What to produce = Pictures do not belong in your copy. Repeat all the other data exactly.

Record excerpts =
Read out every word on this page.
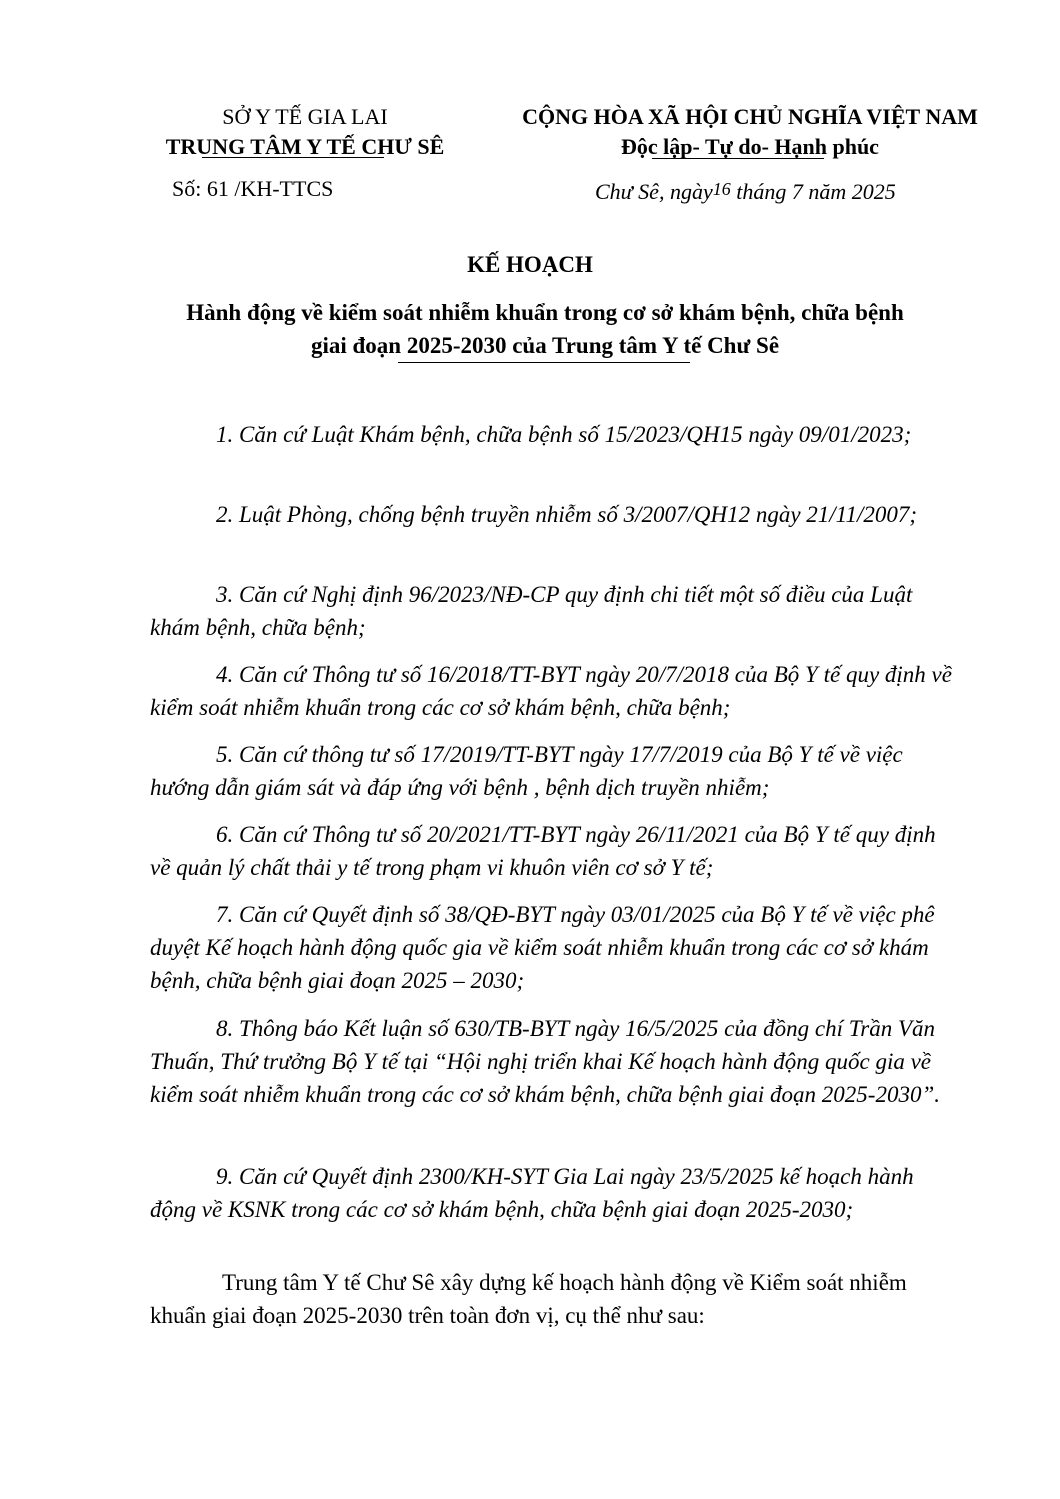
SỞ Y TẾ GIA LAI
TRUNG TÂM Y TẾ CHƯ SÊ
CỘNG HÒA XÃ HỘI CHỦ NGHĨA VIỆT NAM
Độc lập- Tự do- Hạnh phúc
Số: 61 /KH-TTCS	Chư Sê, ngày16 tháng 7 năm 2025
KẾ HOẠCH
Hành động về kiểm soát nhiễm khuẩn trong cơ sở khám bệnh, chữa bệnh
giai đoạn 2025-2030 của Trung tâm Y tế Chư Sê

1. Căn cứ Luật Khám bệnh, chữa bệnh số 15/2023/QH15 ngày 09/01/2023;

2. Luật Phòng, chống bệnh truyền nhiễm số 3/2007/QH12 ngày 21/11/2007;

3. Căn cứ Nghị định 96/2023/NĐ-CP quy định chi tiết một số điều của Luật khám bệnh, chữa bệnh;

4. Căn cứ Thông tư số 16/2018/TT-BYT ngày 20/7/2018 của Bộ Y tế quy định về kiểm soát nhiễm khuẩn trong các cơ sở khám bệnh, chữa bệnh;

5. Căn cứ thông tư số 17/2019/TT-BYT ngày 17/7/2019 của Bộ Y tế về việc hướng dẫn giám sát và đáp ứng với bệnh , bệnh dịch truyền nhiễm;

6. Căn cứ Thông tư số 20/2021/TT-BYT ngày 26/11/2021 của Bộ Y tế quy định về quản lý chất thải y tế trong phạm vi khuôn viên cơ sở Y tế;

7. Căn cứ Quyết định số 38/QĐ-BYT ngày 03/01/2025 của Bộ Y tế về việc phê duyệt Kế hoạch hành động quốc gia về kiểm soát nhiễm khuẩn trong các cơ sở khám bệnh, chữa bệnh giai đoạn 2025 – 2030;

8. Thông báo Kết luận số 630/TB-BYT ngày 16/5/2025 của đồng chí Trần Văn Thuấn, Thứ trưởng Bộ Y tế tại “Hội nghị triển khai Kế hoạch hành động quốc gia về kiểm soát nhiễm khuẩn trong các cơ sở khám bệnh, chữa bệnh giai đoạn 2025-2030”.

9. Căn cứ Quyết định 2300/KH-SYT Gia Lai ngày 23/5/2025 kế hoạch hành động về KSNK trong các cơ sở khám bệnh, chữa bệnh giai đoạn 2025-2030;

Trung tâm Y tế Chư Sê xây dựng kế hoạch hành động về Kiểm soát nhiễm khuẩn giai đoạn 2025-2030 trên toàn đơn vị, cụ thể như sau:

In response =
Read out every word on this page.
SỞ Y TẾ GIA LAI
TRUNG TÂM Y TẾ CHƯ SÊ
CỘNG HÒA XÃ HỘI CHỦ NGHĨA VIỆT NAM
Độc lập- Tự do- Hạnh phúc
Số: 61 /KH-TTCS	Chư Sê, ngày16 tháng 7 năm 2025
KẾ HOẠCH
Hành động về kiểm soát nhiễm khuẩn trong cơ sở khám bệnh, chữa bệnh
giai đoạn 2025-2030 của Trung tâm Y tế Chư Sê

1. Căn cứ Luật Khám bệnh, chữa bệnh số 15/2023/QH15 ngày 09/01/2023;

2. Luật Phòng, chống bệnh truyền nhiễm số 3/2007/QH12 ngày 21/11/2007;

3. Căn cứ Nghị định 96/2023/NĐ-CP quy định chi tiết một số điều của Luật khám bệnh, chữa bệnh;

4. Căn cứ Thông tư số 16/2018/TT-BYT ngày 20/7/2018 của Bộ Y tế quy định về kiểm soát nhiễm khuẩn trong các cơ sở khám bệnh, chữa bệnh;

5. Căn cứ thông tư số 17/2019/TT-BYT ngày 17/7/2019 của Bộ Y tế về việc hướng dẫn giám sát và đáp ứng với bệnh , bệnh dịch truyền nhiễm;

6. Căn cứ Thông tư số 20/2021/TT-BYT ngày 26/11/2021 của Bộ Y tế quy định về quản lý chất thải y tế trong phạm vi khuôn viên cơ sở Y tế;

7. Căn cứ Quyết định số 38/QĐ-BYT ngày 03/01/2025 của Bộ Y tế về việc phê duyệt Kế hoạch hành động quốc gia về kiểm soát nhiễm khuẩn trong các cơ sở khám bệnh, chữa bệnh giai đoạn 2025 – 2030;

8. Thông báo Kết luận số 630/TB-BYT ngày 16/5/2025 của đồng chí Trần Văn Thuấn, Thứ trưởng Bộ Y tế tại “Hội nghị triển khai Kế hoạch hành động quốc gia về kiểm soát nhiễm khuẩn trong các cơ sở khám bệnh, chữa bệnh giai đoạn 2025-2030”.

9. Căn cứ Quyết định 2300/KH-SYT Gia Lai ngày 23/5/2025 kế hoạch hành động về KSNK trong các cơ sở khám bệnh, chữa bệnh giai đoạn 2025-2030;

Trung tâm Y tế Chư Sê xây dựng kế hoạch hành động về Kiểm soát nhiễm khuẩn giai đoạn 2025-2030 trên toàn đơn vị, cụ thể như sau:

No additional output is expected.